> Rows:
----
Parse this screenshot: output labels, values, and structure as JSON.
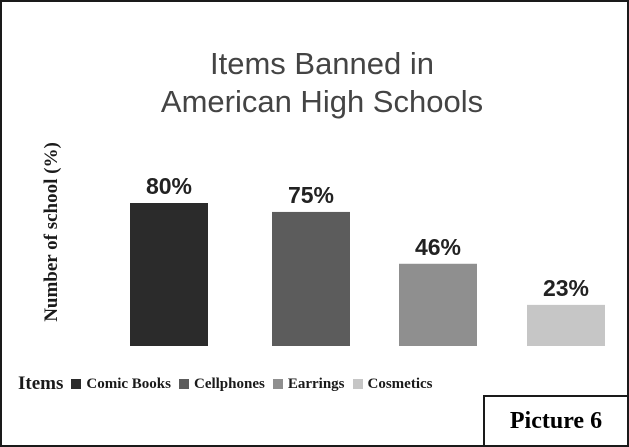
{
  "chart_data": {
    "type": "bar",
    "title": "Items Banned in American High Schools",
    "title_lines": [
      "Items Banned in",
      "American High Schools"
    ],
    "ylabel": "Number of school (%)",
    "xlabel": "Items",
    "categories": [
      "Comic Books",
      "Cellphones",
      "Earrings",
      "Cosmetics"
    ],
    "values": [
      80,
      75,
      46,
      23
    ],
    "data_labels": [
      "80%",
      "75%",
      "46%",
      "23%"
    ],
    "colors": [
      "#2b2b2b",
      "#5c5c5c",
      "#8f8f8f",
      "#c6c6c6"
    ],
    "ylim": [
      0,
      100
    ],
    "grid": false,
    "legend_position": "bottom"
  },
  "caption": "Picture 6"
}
----
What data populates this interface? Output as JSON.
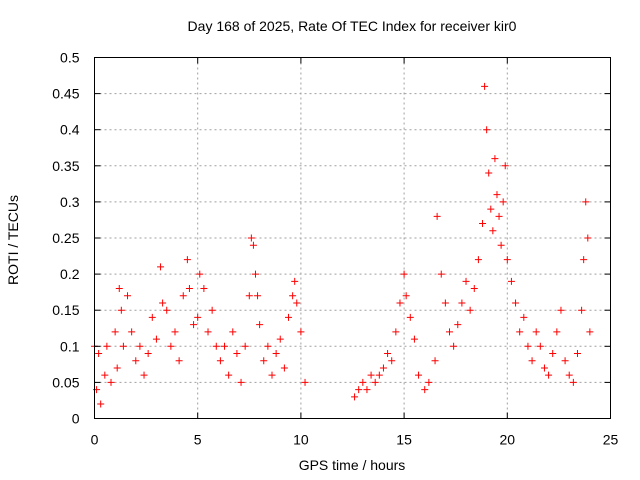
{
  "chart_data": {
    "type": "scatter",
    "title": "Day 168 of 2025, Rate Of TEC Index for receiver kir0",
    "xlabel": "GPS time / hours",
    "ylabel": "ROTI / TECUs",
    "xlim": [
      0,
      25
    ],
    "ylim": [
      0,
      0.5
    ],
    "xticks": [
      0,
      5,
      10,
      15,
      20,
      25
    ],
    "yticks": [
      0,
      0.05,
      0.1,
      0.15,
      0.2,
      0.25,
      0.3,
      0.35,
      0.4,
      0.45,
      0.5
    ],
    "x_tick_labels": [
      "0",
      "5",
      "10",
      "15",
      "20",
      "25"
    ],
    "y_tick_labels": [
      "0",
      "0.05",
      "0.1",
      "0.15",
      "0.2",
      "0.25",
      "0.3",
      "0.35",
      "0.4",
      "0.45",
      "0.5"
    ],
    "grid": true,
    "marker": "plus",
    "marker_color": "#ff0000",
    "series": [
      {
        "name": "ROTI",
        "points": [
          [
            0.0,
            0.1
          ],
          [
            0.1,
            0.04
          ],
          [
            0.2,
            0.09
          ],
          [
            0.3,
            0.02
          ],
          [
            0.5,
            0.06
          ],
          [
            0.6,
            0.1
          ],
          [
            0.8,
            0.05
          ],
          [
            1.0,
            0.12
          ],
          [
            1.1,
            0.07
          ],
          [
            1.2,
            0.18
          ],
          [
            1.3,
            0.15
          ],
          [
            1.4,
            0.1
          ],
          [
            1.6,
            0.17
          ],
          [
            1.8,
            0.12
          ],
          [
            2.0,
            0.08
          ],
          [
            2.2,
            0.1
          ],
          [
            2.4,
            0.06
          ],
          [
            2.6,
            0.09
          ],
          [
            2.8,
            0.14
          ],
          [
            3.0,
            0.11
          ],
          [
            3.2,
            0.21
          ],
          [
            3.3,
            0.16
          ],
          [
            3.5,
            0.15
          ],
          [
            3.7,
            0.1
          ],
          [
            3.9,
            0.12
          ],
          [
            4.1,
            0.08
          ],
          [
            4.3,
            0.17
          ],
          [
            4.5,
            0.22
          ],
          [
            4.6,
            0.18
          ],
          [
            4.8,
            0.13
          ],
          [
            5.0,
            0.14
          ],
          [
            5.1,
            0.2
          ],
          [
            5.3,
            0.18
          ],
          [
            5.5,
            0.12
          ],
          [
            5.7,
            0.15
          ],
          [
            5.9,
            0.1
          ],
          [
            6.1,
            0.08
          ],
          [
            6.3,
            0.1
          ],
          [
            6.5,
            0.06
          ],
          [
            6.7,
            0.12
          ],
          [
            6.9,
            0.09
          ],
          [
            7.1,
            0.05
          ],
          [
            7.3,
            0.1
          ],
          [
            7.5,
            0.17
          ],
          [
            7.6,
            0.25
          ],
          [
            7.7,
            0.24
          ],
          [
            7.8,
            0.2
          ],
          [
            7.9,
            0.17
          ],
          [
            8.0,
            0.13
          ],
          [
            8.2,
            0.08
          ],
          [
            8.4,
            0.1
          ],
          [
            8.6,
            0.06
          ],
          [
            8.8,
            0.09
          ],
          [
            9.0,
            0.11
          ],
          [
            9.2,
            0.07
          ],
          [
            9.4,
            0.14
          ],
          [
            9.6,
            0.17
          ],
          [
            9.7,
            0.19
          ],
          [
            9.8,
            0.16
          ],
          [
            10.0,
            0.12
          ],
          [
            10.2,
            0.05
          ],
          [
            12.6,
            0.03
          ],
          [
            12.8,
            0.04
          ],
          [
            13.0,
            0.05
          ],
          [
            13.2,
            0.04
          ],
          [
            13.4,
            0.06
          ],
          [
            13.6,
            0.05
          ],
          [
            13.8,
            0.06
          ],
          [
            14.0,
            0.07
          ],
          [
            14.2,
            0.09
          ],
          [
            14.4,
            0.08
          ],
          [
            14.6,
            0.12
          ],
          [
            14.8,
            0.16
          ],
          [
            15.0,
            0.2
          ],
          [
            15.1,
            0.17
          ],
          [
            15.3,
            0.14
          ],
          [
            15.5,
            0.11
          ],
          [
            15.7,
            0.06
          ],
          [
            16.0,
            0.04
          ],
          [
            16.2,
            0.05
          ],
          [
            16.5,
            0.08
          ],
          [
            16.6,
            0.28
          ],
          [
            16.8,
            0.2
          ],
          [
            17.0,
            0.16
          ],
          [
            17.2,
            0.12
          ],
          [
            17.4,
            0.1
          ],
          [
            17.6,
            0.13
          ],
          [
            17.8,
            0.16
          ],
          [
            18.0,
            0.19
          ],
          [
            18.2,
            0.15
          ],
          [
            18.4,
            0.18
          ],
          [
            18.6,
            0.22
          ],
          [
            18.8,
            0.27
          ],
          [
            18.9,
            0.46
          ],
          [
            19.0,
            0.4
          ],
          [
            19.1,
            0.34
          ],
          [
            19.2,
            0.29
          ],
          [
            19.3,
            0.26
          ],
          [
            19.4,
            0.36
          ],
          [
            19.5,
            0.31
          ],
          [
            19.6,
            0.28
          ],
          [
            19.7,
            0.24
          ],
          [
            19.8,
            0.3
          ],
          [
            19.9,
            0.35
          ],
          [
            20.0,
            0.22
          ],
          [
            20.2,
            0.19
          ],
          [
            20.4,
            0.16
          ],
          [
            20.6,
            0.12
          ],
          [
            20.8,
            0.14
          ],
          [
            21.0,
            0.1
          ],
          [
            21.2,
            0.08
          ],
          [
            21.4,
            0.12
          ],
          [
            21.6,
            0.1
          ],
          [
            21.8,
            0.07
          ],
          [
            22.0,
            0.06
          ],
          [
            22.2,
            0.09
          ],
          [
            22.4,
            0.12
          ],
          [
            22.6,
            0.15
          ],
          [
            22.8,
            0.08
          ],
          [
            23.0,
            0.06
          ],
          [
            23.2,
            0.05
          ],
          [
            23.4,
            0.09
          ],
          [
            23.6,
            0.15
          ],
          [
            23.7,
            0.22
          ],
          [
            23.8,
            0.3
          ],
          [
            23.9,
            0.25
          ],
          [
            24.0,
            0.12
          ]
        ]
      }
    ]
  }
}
----
> Instructions to follow:
Copy every line of the records above that holds the word "this".

> Exercise solution:
Parse this screenshot: output labels, values, and structure as JSON.
What data populates this interface? Output as JSON.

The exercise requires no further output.